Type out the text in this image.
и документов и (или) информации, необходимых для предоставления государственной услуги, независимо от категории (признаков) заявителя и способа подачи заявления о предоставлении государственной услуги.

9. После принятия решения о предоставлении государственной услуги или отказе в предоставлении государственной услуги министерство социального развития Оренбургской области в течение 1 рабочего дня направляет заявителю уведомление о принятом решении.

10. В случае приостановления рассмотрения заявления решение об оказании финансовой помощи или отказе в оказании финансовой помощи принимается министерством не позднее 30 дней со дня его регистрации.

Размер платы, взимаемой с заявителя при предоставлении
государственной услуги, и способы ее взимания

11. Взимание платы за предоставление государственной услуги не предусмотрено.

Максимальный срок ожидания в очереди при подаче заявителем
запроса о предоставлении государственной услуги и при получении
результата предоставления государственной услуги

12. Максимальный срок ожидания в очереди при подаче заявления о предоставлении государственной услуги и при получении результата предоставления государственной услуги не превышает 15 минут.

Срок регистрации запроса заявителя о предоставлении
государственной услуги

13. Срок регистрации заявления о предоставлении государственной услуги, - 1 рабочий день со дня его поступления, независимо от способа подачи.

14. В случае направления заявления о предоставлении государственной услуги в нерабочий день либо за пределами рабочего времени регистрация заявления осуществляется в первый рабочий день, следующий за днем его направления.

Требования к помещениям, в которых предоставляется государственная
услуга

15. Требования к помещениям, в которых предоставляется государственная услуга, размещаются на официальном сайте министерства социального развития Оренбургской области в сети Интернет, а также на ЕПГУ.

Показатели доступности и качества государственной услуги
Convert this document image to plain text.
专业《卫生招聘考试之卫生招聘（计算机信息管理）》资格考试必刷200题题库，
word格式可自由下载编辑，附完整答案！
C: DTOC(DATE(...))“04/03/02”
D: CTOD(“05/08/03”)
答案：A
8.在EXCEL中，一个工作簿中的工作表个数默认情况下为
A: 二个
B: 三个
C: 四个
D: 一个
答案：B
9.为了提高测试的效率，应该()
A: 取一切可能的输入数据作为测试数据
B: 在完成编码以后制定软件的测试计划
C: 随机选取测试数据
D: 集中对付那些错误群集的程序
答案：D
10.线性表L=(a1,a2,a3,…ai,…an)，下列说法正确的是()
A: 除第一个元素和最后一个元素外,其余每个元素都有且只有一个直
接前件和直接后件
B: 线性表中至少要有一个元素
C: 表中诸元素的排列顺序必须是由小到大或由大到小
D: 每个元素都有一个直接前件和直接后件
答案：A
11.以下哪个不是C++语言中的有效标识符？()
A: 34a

Short exercise = Write the material out again in its entirety, exactly as shown.

Result =
Type out the text in this image.
и документов и (или) информации, необходимых для предоставления государственной услуги, независимо от категории (признаков) заявителя и способа подачи заявления о предоставлении государственной услуги.

9. После принятия решения о предоставлении государственной услуги или отказе в предоставлении государственной услуги министерство социального развития Оренбургской области в течение 1 рабочего дня направляет заявителю уведомление о принятом решении.

10. В случае приостановления рассмотрения заявления решение об оказании финансовой помощи или отказе в оказании финансовой помощи принимается министерством не позднее 30 дней со дня его регистрации.

Размер платы, взимаемой с заявителя при предоставлении
государственной услуги, и способы ее взимания

11. Взимание платы за предоставление государственной услуги не предусмотрено.

Максимальный срок ожидания в очереди при подаче заявителем
запроса о предоставлении государственной услуги и при получении
результата предоставления государственной услуги

12. Максимальный срок ожидания в очереди при подаче заявления о предоставлении государственной услуги и при получении результата предоставления государственной услуги не превышает 15 минут.

Срок регистрации запроса заявителя о предоставлении
государственной услуги

13. Срок регистрации заявления о предоставлении государственной услуги, - 1 рабочий день со дня его поступления, независимо от способа подачи.

14. В случае направления заявления о предоставлении государственной услуги в нерабочий день либо за пределами рабочего времени регистрация заявления осуществляется в первый рабочий день, следующий за днем его направления.

Требования к помещениям, в которых предоставляется государственная
услуга

15. Требования к помещениям, в которых предоставляется государственная услуга, размещаются на официальном сайте министерства социального развития Оренбургской области в сети Интернет, а также на ЕПГУ.

Показатели доступности и качества государственной услуги
Convert this document image to plain text.
专业《卫生招聘考试之卫生招聘（计算机信息管理）》资格考试必刷200题题库，
word格式可自由下载编辑，附完整答案！
C: DTOC(DATE(...))“04/03/02”
D: CTOD(“05/08/03”)
答案：A
8.在EXCEL中，一个工作簿中的工作表个数默认情况下为
A: 二个
B: 三个
C: 四个
D: 一个
答案：B
9.为了提高测试的效率，应该()
A: 取一切可能的输入数据作为测试数据
B: 在完成编码以后制定软件的测试计划
C: 随机选取测试数据
D: 集中对付那些错误群集的程序
答案：D
10.线性表L=(a1,a2,a3,…ai,…an)，下列说法正确的是()
A: 除第一个元素和最后一个元素外,其余每个元素都有且只有一个直
接前件和直接后件
B: 线性表中至少要有一个元素
C: 表中诸元素的排列顺序必须是由小到大或由大到小
D: 每个元素都有一个直接前件和直接后件
答案：A
11.以下哪个不是C++语言中的有效标识符？()
A: 34a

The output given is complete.